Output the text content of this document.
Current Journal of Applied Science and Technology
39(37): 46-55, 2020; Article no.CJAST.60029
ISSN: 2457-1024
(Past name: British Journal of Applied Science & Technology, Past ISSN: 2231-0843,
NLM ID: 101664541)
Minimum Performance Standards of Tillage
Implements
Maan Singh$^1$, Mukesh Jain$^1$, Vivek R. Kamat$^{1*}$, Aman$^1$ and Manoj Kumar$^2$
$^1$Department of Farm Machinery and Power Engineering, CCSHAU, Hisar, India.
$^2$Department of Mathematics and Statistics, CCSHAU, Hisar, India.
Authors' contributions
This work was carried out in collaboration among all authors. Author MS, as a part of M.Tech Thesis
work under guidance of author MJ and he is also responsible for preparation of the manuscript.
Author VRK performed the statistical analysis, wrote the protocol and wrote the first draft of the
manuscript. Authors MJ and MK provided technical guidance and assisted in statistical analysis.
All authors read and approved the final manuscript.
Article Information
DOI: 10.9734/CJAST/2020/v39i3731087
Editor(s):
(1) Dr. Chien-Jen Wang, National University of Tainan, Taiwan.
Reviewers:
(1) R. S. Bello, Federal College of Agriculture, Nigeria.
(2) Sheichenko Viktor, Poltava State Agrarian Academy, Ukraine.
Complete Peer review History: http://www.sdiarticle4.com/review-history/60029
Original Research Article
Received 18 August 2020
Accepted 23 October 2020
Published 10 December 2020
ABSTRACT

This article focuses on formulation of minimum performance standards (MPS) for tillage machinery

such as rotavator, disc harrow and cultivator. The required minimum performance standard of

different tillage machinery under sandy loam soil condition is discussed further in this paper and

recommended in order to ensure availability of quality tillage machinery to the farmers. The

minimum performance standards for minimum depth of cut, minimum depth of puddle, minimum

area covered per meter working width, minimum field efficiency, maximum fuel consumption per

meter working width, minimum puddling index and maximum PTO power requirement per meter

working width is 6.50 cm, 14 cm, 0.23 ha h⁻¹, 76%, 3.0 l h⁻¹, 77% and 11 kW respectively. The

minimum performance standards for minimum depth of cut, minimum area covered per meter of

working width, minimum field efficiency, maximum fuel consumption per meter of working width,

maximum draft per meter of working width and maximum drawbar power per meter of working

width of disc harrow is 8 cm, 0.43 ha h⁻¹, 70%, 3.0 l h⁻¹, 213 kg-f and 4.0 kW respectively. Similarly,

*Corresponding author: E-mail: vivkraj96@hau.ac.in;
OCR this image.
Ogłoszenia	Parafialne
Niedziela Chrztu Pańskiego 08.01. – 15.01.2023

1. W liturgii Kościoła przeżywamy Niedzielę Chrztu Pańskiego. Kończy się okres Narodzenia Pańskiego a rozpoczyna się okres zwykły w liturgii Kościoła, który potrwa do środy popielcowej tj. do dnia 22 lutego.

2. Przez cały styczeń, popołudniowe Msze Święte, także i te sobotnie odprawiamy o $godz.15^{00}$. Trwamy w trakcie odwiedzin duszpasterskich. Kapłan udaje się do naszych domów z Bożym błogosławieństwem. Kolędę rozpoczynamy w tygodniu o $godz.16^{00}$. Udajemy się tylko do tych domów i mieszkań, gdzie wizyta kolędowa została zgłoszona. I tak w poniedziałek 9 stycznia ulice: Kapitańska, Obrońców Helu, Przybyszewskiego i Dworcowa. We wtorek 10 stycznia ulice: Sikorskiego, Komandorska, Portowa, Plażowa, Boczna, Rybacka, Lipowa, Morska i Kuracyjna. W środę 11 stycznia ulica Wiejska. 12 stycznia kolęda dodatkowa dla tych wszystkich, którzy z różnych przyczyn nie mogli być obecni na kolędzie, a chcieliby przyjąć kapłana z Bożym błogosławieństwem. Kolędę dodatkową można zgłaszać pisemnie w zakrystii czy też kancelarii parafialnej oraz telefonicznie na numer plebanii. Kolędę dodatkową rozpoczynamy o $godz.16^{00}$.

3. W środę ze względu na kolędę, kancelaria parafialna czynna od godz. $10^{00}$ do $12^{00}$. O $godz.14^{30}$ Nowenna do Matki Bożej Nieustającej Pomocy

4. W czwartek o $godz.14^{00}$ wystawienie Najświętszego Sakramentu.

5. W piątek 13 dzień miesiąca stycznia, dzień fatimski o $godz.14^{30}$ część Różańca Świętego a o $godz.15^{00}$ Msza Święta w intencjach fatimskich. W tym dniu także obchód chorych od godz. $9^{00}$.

----

Short problem:
Quote every record above exactly.

Complete output:
Output the text content of this document.
Current Journal of Applied Science and Technology
39(37): 46-55, 2020; Article no.CJAST.60029
ISSN: 2457-1024
(Past name: British Journal of Applied Science & Technology, Past ISSN: 2231-0843,
NLM ID: 101664541)
Minimum Performance Standards of Tillage
Implements
Maan Singh$^1$, Mukesh Jain$^1$, Vivek R. Kamat$^{1*}$, Aman$^1$ and Manoj Kumar$^2$
$^1$Department of Farm Machinery and Power Engineering, CCSHAU, Hisar, India.
$^2$Department of Mathematics and Statistics, CCSHAU, Hisar, India.
Authors' contributions
This work was carried out in collaboration among all authors. Author MS, as a part of M.Tech Thesis
work under guidance of author MJ and he is also responsible for preparation of the manuscript.
Author VRK performed the statistical analysis, wrote the protocol and wrote the first draft of the
manuscript. Authors MJ and MK provided technical guidance and assisted in statistical analysis.
All authors read and approved the final manuscript.
Article Information
DOI: 10.9734/CJAST/2020/v39i3731087
Editor(s):
(1) Dr. Chien-Jen Wang, National University of Tainan, Taiwan.
Reviewers:
(1) R. S. Bello, Federal College of Agriculture, Nigeria.
(2) Sheichenko Viktor, Poltava State Agrarian Academy, Ukraine.
Complete Peer review History: http://www.sdiarticle4.com/review-history/60029
Original Research Article
Received 18 August 2020
Accepted 23 October 2020
Published 10 December 2020
ABSTRACT

This article focuses on formulation of minimum performance standards (MPS) for tillage machinery

such as rotavator, disc harrow and cultivator. The required minimum performance standard of

different tillage machinery under sandy loam soil condition is discussed further in this paper and

recommended in order to ensure availability of quality tillage machinery to the farmers. The

minimum performance standards for minimum depth of cut, minimum depth of puddle, minimum

area covered per meter working width, minimum field efficiency, maximum fuel consumption per

meter working width, minimum puddling index and maximum PTO power requirement per meter

working width is 6.50 cm, 14 cm, 0.23 ha h⁻¹, 76%, 3.0 l h⁻¹, 77% and 11 kW respectively. The

minimum performance standards for minimum depth of cut, minimum area covered per meter of

working width, minimum field efficiency, maximum fuel consumption per meter of working width,

maximum draft per meter of working width and maximum drawbar power per meter of working

width of disc harrow is 8 cm, 0.43 ha h⁻¹, 70%, 3.0 l h⁻¹, 213 kg-f and 4.0 kW respectively. Similarly,

*Corresponding author: E-mail: vivkraj96@hau.ac.in;
OCR this image.
Ogłoszenia	Parafialne
Niedziela Chrztu Pańskiego 08.01. – 15.01.2023

1. W liturgii Kościoła przeżywamy Niedzielę Chrztu Pańskiego. Kończy się okres Narodzenia Pańskiego a rozpoczyna się okres zwykły w liturgii Kościoła, który potrwa do środy popielcowej tj. do dnia 22 lutego.

2. Przez cały styczeń, popołudniowe Msze Święte, także i te sobotnie odprawiamy o $godz.15^{00}$. Trwamy w trakcie odwiedzin duszpasterskich. Kapłan udaje się do naszych domów z Bożym błogosławieństwem. Kolędę rozpoczynamy w tygodniu o $godz.16^{00}$. Udajemy się tylko do tych domów i mieszkań, gdzie wizyta kolędowa została zgłoszona. I tak w poniedziałek 9 stycznia ulice: Kapitańska, Obrońców Helu, Przybyszewskiego i Dworcowa. We wtorek 10 stycznia ulice: Sikorskiego, Komandorska, Portowa, Plażowa, Boczna, Rybacka, Lipowa, Morska i Kuracyjna. W środę 11 stycznia ulica Wiejska. 12 stycznia kolęda dodatkowa dla tych wszystkich, którzy z różnych przyczyn nie mogli być obecni na kolędzie, a chcieliby przyjąć kapłana z Bożym błogosławieństwem. Kolędę dodatkową można zgłaszać pisemnie w zakrystii czy też kancelarii parafialnej oraz telefonicznie na numer plebanii. Kolędę dodatkową rozpoczynamy o $godz.16^{00}$.

3. W środę ze względu na kolędę, kancelaria parafialna czynna od godz. $10^{00}$ do $12^{00}$. O $godz.14^{30}$ Nowenna do Matki Bożej Nieustającej Pomocy

4. W czwartek o $godz.14^{00}$ wystawienie Najświętszego Sakramentu.

5. W piątek 13 dzień miesiąca stycznia, dzień fatimski o $godz.14^{30}$ część Różańca Świętego a o $godz.15^{00}$ Msza Święta w intencjach fatimskich. W tym dniu także obchód chorych od godz. $9^{00}$.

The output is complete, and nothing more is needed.